* _Records from a data collection_
* * *

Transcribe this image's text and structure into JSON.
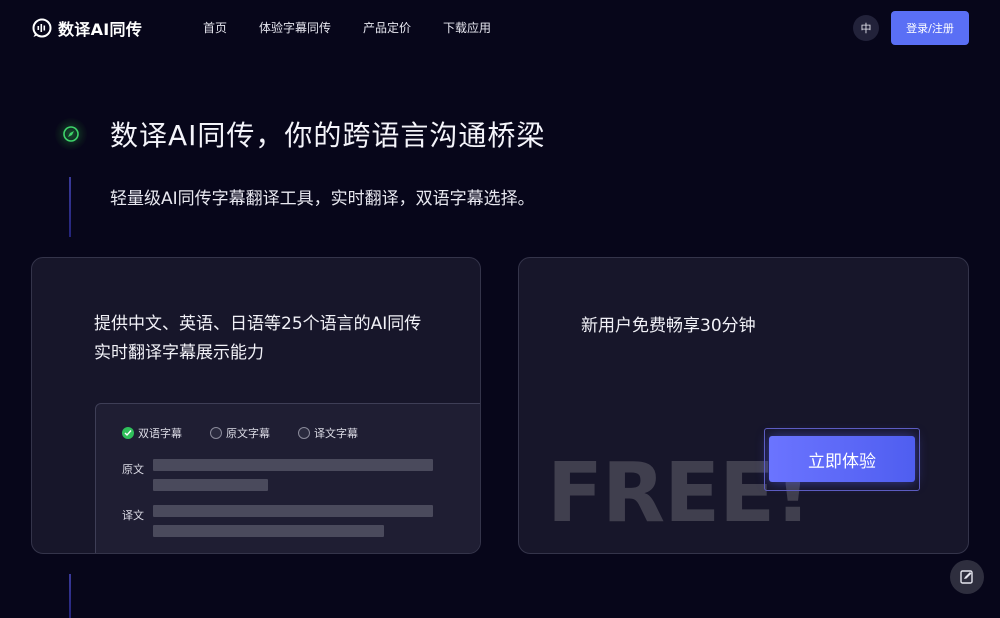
{
  "brand": {
    "name": "数译AI同传"
  },
  "nav": {
    "items": [
      {
        "label": "首页"
      },
      {
        "label": "体验字幕同传"
      },
      {
        "label": "产品定价"
      },
      {
        "label": "下载应用"
      }
    ],
    "lang_label": "中",
    "login_label": "登录/注册"
  },
  "hero": {
    "icon": "compass-icon",
    "title": "数译AI同传，你的跨语言沟通桥梁",
    "subtitle": "轻量级AI同传字幕翻译工具，实时翻译，双语字幕选择。"
  },
  "feature_card": {
    "description": "提供中文、英语、日语等25个语言的AI同传实时翻译字幕展示能力",
    "options": [
      {
        "label": "双语字幕",
        "selected": true
      },
      {
        "label": "原文字幕",
        "selected": false
      },
      {
        "label": "译文字幕",
        "selected": false
      }
    ],
    "source_label": "原文",
    "target_label": "译文"
  },
  "free_card": {
    "text": "新用户免费畅享30分钟",
    "decor": "FREE!",
    "button_label": "立即体验"
  },
  "colors": {
    "background": "#07061a",
    "accent": "#5a6ff5",
    "card": "#17162a",
    "check": "#2fbf5a"
  },
  "icons": {
    "feedback": "edit-note-icon"
  }
}
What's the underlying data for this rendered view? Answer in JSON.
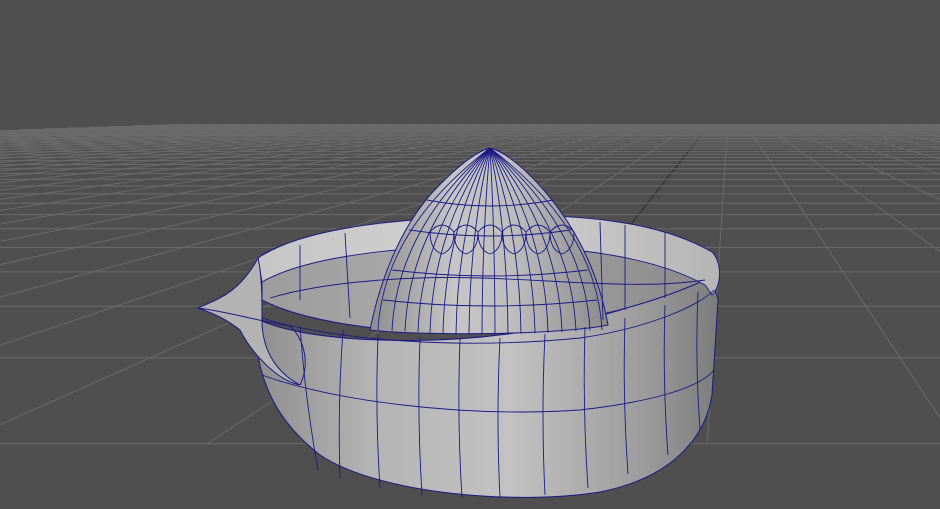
{
  "viewport": {
    "background": "#4f4f4f",
    "grid_color": "#6a6a6a",
    "grid_axis_color": "#353535",
    "wireframe_color": "#1c1a86"
  },
  "scene": {
    "objects": [
      {
        "name": "juicer-bowl",
        "shading": "#a9a9a9"
      },
      {
        "name": "juicer-reamer-cone",
        "shading": "#b9b9b9"
      },
      {
        "name": "juicer-spout",
        "shading": "#b0b0b0"
      }
    ],
    "grid_visible": true,
    "wireframe_on_shaded": true
  }
}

* * *

* _Problem to work on_
Copy every line of the listing containing the string "name".

* _Output of the task_
    "name": "数译AI同传"
        "name": "juicer-bowl",
        "name": "juicer-reamer-cone",
        "name": "juicer-spout",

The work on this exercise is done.